提供された抜粋:
□ □ □ □
画像は”アークナイツ 黎明前奏/PRELUDE TO DAWN”第7話から引用

 

 今回は本名を捨て戦う力を得たスカルシュレッダーから、それでも漏れる人間味を描き、それが万人手を取り合う甘い夢とは真逆の場所に炸裂するエピソードだ。
 ”人間味”はBOSSとして特別な名前を与えられたスカルシュレッダーだけではなく、仮面に顔を隠し匿名無名の存在となることで、不当な差別に抗うすべを手に入れたレユニオンからも滲む。
 目覚めたミーシャの傷には手当がされ、『イワン』と個人の名前を呼ばれたレユニオンは、優しく手を振って去っていく。
 顔のない怪物のように思われた者全てに、それぞれの夢と人生があり、それを踏みにじられる痛みがある。
 それはロドスが寄り添い、癒そうとする人と大地の拭いがたき傷と、何が違うのか。
 癒やされるべきものと、武器を取って抗うものの間には、いかなる違いがあるのか。
 答えは常に、血の絵の具で描かれていく。

 その事実を、ミーシャはスカルシュレッダーの仮面の奥を覗き込むことで確認する。
 二人の距離はその心と同じように離れては近づき、また離れていく。
 運命に分かたれ再び出逢った姉弟の距離感はそのまま、”レユニオン”という運動への接近と離脱を象徴していて、ミーシャは故郷をメチャクチャにした粗暴な団体の素顔を、仮面の奥に見定めていくことになる。

 

 

画像は”アークナイツ 黎明前奏/PRELUDE TO DAWN”第7話から引用

 

 感染者を同じ”人間”とは欠片も思っていない、冷たく苛烈な差別と搾取を前に、屠殺を待つ獣のように黙っていれば良いのか。
 父母を節減に食い殺した権力の獣に、延々同じように従っていれば良いのか。
 仮面で顔を奪うことで無敵の鎧を、銃を握らせて戦う力を与えてくれたレユニオンは、本来あるべき人間としての自分と、そう扱われない現状を再統合しうる、正当な秩序の回復者として、アレックスには思えた。
□ □ □ □
データ行:
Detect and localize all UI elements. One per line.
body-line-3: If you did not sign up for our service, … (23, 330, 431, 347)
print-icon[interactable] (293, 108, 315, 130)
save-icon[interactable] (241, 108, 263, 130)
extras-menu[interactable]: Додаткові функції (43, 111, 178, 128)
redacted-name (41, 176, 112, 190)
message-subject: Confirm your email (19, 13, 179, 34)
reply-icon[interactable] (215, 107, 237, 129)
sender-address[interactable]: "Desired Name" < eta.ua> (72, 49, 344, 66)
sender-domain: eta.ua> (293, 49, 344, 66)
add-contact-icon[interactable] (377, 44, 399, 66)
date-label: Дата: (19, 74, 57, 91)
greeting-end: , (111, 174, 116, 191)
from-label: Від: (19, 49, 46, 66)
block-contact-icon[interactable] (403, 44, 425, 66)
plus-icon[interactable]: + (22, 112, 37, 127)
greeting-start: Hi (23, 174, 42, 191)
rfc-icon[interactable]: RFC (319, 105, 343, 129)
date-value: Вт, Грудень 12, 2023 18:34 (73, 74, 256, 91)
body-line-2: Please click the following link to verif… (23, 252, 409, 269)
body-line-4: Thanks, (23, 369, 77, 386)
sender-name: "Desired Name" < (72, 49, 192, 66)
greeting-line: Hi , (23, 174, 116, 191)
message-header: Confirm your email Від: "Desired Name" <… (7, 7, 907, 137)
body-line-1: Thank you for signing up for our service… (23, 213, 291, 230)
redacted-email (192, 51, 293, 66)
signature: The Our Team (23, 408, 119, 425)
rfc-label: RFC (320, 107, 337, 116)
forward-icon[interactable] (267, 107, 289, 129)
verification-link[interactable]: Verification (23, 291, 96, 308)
□ □ □ □
作業指示:
**1)** アークナイツ第7話の感想文のうち、「今回は本名を捨て戦う力を得た」から「その事実を、ミーシャはスカルシュレッダーの仮面の奥を覗き込むことで確認する。」までを一字一句変えずに書き出すこと。
**2)** アークナイツ第7話の感想文を、最後の文の次から書き継いでください。

作業の解答:
**1)**
今回は本名を捨て戦う力を得たスカルシュレッダーから、それでも漏れる人間味を描き、それが万人手を取り合う甘い夢とは真逆の場所に炸裂するエピソードだ。
 ”人間味”はBOSSとして特別な名前を与えられたスカルシュレッダーだけではなく、仮面に顔を隠し匿名無名の存在となることで、不当な差別に抗うすべを手に入れたレユニオンからも滲む。
 目覚めたミーシャの傷には手当がされ、『イワン』と個人の名前を呼ばれたレユニオンは、優しく手を振って去っていく。
 顔のない怪物のように思われた者全てに、それぞれの夢と人生があり、それを踏みにじられる痛みがある。
 それはロドスが寄り添い、癒そうとする人と大地の拭いがたき傷と、何が違うのか。
 癒やされるべきものと、武器を取って抗うものの間には、いかなる違いがあるのか。
 答えは常に、血の絵の具で描かれていく。

 その事実を、ミーシャはスカルシュレッダーの仮面の奥を覗き込むことで確認する。

**2)**
 弟の苦悩と決意にミーシャは接近し、かつてアーミヤにそうしたように手を差し伸べる。
 ロドスとレユニオン、肉親と友達。
 板挟みに引き裂かれた彼女がどこに行くべきか……どこに流されていくかは、物語の最後を飾る悲劇の中核だ。

 スカルシュレッダーの盲信はいかにも危うく、両手を広げた彼は黒い凶鳥のようにも見える。
 罪を人間のどこに測り、殺し殺されるものを選ぶ傲慢をどう引き受けるか。
 人間存在が地に降り立ったときから始まり、未だに答えが出ない難問を、スカルシュレッダーはレユニオンを信じ続けることで棚上げする。
 俺たちは奪い、選び、殺せる側であって、今までのように簒奪され、選別され、殺戮される側じゃない。
 病んだ家畜じゃない。
 それを逆恨みと断罪できるほど、アレックスとミーシャが巻き込まれた白い嵐は生ぬるくなく、それを正当といい切れるほど、チェルノボーグの惨劇は軽くない。
 答えの出ない天秤の間で揺れ続け、考え続ける理性を失えば、人は他人を喰う猛禽になってしまう。
 そうさせるためにレユニオンは、匿名の免罪符たる仮面を与えるのかもしれない。

 

 

画像は”アークナイツ 黎明前奏/PRELUDE TO DAWN”第7話から引用

 ミーシャ奪還を最優先とするはずの戦闘は、巻き起こる塵に阻まれて視界を失っていく。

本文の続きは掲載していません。